*** Entries supplied

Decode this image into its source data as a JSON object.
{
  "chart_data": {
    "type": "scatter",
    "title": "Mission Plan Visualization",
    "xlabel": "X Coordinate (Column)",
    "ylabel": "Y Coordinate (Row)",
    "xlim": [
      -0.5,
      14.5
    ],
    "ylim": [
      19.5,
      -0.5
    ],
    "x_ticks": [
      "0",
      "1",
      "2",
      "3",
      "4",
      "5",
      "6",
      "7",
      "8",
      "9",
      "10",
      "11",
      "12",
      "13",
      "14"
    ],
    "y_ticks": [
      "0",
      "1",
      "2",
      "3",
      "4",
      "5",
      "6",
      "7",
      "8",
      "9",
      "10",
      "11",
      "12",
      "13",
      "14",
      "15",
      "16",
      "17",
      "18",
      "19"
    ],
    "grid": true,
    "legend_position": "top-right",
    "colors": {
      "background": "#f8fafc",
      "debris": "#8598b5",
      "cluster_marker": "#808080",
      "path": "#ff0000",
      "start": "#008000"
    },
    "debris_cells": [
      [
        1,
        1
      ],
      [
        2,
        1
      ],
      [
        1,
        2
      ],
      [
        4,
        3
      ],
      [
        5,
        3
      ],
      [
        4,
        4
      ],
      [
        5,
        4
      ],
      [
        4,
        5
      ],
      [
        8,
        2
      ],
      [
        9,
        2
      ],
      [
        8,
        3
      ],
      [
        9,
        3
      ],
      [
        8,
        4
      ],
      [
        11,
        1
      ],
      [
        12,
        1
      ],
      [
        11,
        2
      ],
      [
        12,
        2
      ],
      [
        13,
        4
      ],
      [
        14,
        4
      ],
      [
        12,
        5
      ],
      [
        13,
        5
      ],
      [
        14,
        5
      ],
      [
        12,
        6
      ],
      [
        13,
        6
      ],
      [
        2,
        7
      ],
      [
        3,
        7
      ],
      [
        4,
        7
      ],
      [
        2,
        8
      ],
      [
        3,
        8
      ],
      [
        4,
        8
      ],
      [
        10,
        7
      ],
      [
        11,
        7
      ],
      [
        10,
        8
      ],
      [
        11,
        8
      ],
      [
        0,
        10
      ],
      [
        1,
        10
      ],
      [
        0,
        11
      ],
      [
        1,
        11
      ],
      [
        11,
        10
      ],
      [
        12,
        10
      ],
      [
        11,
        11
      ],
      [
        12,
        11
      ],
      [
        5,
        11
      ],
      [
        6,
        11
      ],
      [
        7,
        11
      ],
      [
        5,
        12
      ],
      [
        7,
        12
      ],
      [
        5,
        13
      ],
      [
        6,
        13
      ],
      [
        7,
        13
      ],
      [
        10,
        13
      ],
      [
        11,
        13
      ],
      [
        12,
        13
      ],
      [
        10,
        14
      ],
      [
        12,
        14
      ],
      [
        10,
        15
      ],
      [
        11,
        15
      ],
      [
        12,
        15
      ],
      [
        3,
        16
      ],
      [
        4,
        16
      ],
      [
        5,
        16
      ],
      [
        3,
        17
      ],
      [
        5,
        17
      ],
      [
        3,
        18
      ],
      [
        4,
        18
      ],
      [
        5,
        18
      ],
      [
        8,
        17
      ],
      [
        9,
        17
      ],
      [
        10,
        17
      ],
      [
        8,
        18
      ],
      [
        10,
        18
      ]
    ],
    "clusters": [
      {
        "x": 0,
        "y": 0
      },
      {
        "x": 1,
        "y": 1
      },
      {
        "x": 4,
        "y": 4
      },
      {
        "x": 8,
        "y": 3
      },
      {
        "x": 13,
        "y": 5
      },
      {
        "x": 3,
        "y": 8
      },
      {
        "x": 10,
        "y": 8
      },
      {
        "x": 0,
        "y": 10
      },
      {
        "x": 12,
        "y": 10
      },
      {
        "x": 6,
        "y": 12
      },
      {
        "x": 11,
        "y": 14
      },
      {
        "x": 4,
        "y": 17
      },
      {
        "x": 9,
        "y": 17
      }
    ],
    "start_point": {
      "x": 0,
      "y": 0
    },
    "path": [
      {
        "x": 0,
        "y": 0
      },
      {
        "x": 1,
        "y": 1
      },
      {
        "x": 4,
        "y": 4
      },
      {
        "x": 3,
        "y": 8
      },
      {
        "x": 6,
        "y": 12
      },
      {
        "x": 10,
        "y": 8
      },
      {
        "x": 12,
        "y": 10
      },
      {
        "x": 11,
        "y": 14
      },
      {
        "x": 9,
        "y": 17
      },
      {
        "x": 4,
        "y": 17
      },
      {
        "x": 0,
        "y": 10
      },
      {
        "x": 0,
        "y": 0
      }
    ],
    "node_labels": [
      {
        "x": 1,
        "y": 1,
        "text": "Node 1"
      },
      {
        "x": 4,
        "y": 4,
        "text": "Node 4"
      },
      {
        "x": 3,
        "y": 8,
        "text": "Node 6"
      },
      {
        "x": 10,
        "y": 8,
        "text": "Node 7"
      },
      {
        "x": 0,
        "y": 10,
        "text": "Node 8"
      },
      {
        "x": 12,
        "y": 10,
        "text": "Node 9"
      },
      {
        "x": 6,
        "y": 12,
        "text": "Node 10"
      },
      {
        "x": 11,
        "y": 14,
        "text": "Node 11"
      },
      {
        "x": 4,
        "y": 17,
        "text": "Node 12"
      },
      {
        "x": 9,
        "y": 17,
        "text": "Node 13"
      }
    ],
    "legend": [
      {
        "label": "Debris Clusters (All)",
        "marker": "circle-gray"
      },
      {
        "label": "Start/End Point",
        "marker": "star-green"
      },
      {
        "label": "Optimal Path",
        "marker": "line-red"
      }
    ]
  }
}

******

▶ _Goal_: Return the material in full, exactly as shown.

▶ _Reply_:
Decode this image into its source data as a JSON object.
{
  "chart_data": {
    "type": "scatter",
    "title": "Mission Plan Visualization",
    "xlabel": "X Coordinate (Column)",
    "ylabel": "Y Coordinate (Row)",
    "xlim": [
      -0.5,
      14.5
    ],
    "ylim": [
      19.5,
      -0.5
    ],
    "x_ticks": [
      "0",
      "1",
      "2",
      "3",
      "4",
      "5",
      "6",
      "7",
      "8",
      "9",
      "10",
      "11",
      "12",
      "13",
      "14"
    ],
    "y_ticks": [
      "0",
      "1",
      "2",
      "3",
      "4",
      "5",
      "6",
      "7",
      "8",
      "9",
      "10",
      "11",
      "12",
      "13",
      "14",
      "15",
      "16",
      "17",
      "18",
      "19"
    ],
    "grid": true,
    "legend_position": "top-right",
    "colors": {
      "background": "#f8fafc",
      "debris": "#8598b5",
      "cluster_marker": "#808080",
      "path": "#ff0000",
      "start": "#008000"
    },
    "debris_cells": [
      [
        1,
        1
      ],
      [
        2,
        1
      ],
      [
        1,
        2
      ],
      [
        4,
        3
      ],
      [
        5,
        3
      ],
      [
        4,
        4
      ],
      [
        5,
        4
      ],
      [
        4,
        5
      ],
      [
        8,
        2
      ],
      [
        9,
        2
      ],
      [
        8,
        3
      ],
      [
        9,
        3
      ],
      [
        8,
        4
      ],
      [
        11,
        1
      ],
      [
        12,
        1
      ],
      [
        11,
        2
      ],
      [
        12,
        2
      ],
      [
        13,
        4
      ],
      [
        14,
        4
      ],
      [
        12,
        5
      ],
      [
        13,
        5
      ],
      [
        14,
        5
      ],
      [
        12,
        6
      ],
      [
        13,
        6
      ],
      [
        2,
        7
      ],
      [
        3,
        7
      ],
      [
        4,
        7
      ],
      [
        2,
        8
      ],
      [
        3,
        8
      ],
      [
        4,
        8
      ],
      [
        10,
        7
      ],
      [
        11,
        7
      ],
      [
        10,
        8
      ],
      [
        11,
        8
      ],
      [
        0,
        10
      ],
      [
        1,
        10
      ],
      [
        0,
        11
      ],
      [
        1,
        11
      ],
      [
        11,
        10
      ],
      [
        12,
        10
      ],
      [
        11,
        11
      ],
      [
        12,
        11
      ],
      [
        5,
        11
      ],
      [
        6,
        11
      ],
      [
        7,
        11
      ],
      [
        5,
        12
      ],
      [
        7,
        12
      ],
      [
        5,
        13
      ],
      [
        6,
        13
      ],
      [
        7,
        13
      ],
      [
        10,
        13
      ],
      [
        11,
        13
      ],
      [
        12,
        13
      ],
      [
        10,
        14
      ],
      [
        12,
        14
      ],
      [
        10,
        15
      ],
      [
        11,
        15
      ],
      [
        12,
        15
      ],
      [
        3,
        16
      ],
      [
        4,
        16
      ],
      [
        5,
        16
      ],
      [
        3,
        17
      ],
      [
        5,
        17
      ],
      [
        3,
        18
      ],
      [
        4,
        18
      ],
      [
        5,
        18
      ],
      [
        8,
        17
      ],
      [
        9,
        17
      ],
      [
        10,
        17
      ],
      [
        8,
        18
      ],
      [
        10,
        18
      ]
    ],
    "clusters": [
      {
        "x": 0,
        "y": 0
      },
      {
        "x": 1,
        "y": 1
      },
      {
        "x": 4,
        "y": 4
      },
      {
        "x": 8,
        "y": 3
      },
      {
        "x": 13,
        "y": 5
      },
      {
        "x": 3,
        "y": 8
      },
      {
        "x": 10,
        "y": 8
      },
      {
        "x": 0,
        "y": 10
      },
      {
        "x": 12,
        "y": 10
      },
      {
        "x": 6,
        "y": 12
      },
      {
        "x": 11,
        "y": 14
      },
      {
        "x": 4,
        "y": 17
      },
      {
        "x": 9,
        "y": 17
      }
    ],
    "start_point": {
      "x": 0,
      "y": 0
    },
    "path": [
      {
        "x": 0,
        "y": 0
      },
      {
        "x": 1,
        "y": 1
      },
      {
        "x": 4,
        "y": 4
      },
      {
        "x": 3,
        "y": 8
      },
      {
        "x": 6,
        "y": 12
      },
      {
        "x": 10,
        "y": 8
      },
      {
        "x": 12,
        "y": 10
      },
      {
        "x": 11,
        "y": 14
      },
      {
        "x": 9,
        "y": 17
      },
      {
        "x": 4,
        "y": 17
      },
      {
        "x": 0,
        "y": 10
      },
      {
        "x": 0,
        "y": 0
      }
    ],
    "node_labels": [
      {
        "x": 1,
        "y": 1,
        "text": "Node 1"
      },
      {
        "x": 4,
        "y": 4,
        "text": "Node 4"
      },
      {
        "x": 3,
        "y": 8,
        "text": "Node 6"
      },
      {
        "x": 10,
        "y": 8,
        "text": "Node 7"
      },
      {
        "x": 0,
        "y": 10,
        "text": "Node 8"
      },
      {
        "x": 12,
        "y": 10,
        "text": "Node 9"
      },
      {
        "x": 6,
        "y": 12,
        "text": "Node 10"
      },
      {
        "x": 11,
        "y": 14,
        "text": "Node 11"
      },
      {
        "x": 4,
        "y": 17,
        "text": "Node 12"
      },
      {
        "x": 9,
        "y": 17,
        "text": "Node 13"
      }
    ],
    "legend": [
      {
        "label": "Debris Clusters (All)",
        "marker": "circle-gray"
      },
      {
        "label": "Start/End Point",
        "marker": "star-green"
      },
      {
        "label": "Optimal Path",
        "marker": "line-red"
      }
    ]
  }
}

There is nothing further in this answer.